[Records excerpted from a collection]
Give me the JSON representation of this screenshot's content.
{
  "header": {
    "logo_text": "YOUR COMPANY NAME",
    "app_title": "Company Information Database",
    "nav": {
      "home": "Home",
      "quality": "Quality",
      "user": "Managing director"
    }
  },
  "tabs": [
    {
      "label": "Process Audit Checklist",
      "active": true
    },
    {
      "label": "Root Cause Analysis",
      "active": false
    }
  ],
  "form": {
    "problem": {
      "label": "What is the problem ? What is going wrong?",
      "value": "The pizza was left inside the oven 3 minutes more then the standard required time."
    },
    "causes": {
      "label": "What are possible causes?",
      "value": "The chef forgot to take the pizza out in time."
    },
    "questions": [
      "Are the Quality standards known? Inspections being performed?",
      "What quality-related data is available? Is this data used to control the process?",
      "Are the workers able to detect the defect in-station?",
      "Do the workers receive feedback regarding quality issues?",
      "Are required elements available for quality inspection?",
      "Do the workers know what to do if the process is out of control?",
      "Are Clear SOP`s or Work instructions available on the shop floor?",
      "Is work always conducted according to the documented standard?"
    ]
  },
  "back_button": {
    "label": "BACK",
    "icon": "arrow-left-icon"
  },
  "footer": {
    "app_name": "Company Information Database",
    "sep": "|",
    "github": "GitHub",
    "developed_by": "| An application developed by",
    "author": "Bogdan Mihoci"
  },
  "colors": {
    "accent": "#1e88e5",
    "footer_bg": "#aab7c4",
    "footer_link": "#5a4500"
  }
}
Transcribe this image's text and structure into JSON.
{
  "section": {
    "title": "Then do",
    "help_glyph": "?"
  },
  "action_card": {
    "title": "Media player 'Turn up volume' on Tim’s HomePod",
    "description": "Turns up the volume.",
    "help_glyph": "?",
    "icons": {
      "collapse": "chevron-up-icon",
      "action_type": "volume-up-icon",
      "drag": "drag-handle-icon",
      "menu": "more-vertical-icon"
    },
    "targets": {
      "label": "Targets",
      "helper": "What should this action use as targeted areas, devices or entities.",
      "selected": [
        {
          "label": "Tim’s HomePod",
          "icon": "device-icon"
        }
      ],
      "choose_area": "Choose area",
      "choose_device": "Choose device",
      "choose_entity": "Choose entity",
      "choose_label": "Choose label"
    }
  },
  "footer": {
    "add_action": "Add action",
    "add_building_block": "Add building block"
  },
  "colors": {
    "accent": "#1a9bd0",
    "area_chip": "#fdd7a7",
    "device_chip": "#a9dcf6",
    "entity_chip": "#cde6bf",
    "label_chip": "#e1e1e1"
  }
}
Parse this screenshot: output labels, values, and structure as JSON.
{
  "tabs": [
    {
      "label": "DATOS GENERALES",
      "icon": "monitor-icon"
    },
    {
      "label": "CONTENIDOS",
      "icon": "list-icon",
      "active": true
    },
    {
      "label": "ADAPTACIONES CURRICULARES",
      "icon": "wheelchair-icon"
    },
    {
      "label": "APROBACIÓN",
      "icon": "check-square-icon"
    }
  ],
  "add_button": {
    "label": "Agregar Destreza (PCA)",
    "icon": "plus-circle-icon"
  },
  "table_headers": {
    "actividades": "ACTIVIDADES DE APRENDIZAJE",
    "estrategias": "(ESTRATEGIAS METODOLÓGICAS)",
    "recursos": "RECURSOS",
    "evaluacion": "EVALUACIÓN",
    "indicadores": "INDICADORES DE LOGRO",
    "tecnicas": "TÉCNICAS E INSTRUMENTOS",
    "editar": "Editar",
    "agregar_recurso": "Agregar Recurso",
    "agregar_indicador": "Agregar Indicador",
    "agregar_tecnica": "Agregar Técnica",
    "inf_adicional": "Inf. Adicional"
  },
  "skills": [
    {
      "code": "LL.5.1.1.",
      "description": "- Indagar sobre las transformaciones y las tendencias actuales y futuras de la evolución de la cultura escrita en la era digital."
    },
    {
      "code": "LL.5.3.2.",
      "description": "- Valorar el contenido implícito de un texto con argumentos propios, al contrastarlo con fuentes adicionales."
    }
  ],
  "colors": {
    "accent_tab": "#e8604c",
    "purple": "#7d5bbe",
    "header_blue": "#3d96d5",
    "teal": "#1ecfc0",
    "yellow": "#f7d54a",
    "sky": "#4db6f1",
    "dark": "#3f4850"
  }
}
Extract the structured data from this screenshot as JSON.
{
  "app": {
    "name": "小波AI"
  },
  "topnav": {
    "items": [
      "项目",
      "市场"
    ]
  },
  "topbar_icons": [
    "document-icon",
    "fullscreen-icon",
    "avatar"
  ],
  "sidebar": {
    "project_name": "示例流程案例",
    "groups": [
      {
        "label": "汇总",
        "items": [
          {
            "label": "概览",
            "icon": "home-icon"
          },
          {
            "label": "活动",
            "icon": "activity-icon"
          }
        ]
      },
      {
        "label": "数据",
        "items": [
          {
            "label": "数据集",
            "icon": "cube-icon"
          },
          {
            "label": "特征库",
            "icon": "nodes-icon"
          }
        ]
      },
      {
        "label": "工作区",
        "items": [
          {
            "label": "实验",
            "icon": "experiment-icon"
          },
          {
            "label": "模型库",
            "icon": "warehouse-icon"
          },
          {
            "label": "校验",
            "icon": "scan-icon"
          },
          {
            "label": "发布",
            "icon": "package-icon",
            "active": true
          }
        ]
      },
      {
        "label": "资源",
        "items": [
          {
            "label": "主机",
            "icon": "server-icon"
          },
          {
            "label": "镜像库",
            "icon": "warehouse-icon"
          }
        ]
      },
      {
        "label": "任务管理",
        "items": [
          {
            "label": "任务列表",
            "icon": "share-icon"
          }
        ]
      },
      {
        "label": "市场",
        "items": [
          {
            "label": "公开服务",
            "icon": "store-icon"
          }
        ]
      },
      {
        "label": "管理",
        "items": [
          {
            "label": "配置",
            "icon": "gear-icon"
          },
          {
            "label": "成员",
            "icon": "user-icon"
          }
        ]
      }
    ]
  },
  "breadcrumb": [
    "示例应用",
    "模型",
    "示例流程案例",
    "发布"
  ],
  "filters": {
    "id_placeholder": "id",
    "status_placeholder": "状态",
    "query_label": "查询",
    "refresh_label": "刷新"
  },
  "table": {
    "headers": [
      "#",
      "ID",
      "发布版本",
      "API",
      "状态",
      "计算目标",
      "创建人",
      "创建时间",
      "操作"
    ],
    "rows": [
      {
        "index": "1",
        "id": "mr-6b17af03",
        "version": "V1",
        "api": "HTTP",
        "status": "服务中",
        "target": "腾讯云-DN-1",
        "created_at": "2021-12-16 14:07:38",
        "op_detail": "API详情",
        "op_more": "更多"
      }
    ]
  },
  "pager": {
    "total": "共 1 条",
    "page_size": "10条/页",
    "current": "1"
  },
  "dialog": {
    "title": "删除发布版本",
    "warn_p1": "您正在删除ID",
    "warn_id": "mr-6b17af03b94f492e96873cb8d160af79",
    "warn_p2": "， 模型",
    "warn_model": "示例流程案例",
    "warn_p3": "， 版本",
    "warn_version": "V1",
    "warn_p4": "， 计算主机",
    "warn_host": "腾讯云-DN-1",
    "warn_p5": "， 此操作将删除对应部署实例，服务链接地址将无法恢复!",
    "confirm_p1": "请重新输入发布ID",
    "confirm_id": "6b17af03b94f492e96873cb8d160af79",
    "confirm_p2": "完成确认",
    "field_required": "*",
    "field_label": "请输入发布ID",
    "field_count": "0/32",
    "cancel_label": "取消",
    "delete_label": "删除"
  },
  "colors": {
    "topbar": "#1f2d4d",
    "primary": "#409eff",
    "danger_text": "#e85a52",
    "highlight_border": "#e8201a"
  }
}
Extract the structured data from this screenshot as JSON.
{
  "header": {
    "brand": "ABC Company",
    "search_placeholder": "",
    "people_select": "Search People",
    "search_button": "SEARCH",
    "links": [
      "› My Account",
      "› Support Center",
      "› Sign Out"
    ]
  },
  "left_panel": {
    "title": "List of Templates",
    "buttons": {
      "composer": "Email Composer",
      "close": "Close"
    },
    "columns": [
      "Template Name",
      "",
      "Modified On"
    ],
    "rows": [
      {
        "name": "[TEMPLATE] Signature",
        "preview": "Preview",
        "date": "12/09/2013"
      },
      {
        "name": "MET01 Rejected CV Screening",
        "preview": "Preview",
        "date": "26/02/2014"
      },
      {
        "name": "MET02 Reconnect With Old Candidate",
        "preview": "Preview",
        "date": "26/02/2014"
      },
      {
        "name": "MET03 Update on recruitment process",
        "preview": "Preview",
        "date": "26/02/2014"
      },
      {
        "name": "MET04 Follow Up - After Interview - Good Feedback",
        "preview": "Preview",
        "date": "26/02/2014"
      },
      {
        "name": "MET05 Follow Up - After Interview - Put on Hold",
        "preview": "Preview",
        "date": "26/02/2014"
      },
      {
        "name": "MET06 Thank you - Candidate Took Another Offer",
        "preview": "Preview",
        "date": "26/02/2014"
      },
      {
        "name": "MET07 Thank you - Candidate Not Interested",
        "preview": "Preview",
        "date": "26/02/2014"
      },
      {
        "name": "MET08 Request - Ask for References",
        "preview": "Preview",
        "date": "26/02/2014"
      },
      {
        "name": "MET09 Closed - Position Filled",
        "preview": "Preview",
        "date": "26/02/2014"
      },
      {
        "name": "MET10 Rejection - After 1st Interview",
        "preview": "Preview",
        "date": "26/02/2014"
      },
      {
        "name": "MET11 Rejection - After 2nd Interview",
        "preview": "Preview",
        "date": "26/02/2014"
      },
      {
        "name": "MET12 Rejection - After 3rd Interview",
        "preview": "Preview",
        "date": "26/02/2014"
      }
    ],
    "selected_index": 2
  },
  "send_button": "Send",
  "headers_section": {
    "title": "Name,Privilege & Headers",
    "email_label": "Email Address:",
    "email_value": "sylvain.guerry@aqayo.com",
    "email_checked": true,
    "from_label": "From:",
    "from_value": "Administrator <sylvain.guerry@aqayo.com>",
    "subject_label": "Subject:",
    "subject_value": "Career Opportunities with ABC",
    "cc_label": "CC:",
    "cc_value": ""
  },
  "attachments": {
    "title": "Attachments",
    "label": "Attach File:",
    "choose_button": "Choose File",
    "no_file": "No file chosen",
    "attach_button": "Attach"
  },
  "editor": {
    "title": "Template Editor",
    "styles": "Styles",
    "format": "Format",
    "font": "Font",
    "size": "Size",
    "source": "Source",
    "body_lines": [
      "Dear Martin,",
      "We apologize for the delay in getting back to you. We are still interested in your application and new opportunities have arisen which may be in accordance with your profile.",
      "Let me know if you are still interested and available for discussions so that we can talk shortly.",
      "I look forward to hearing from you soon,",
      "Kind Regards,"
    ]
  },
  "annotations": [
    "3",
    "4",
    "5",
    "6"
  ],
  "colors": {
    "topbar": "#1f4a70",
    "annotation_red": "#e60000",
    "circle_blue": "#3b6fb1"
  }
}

Objective:
Go through the material and select each line with the string "volume" in it.

Solution:
    "title": "Media player 'Turn up volume' on Tim’s HomePod",
    "description": "Turns up the volume.",
      "action_type": "volume-up-icon",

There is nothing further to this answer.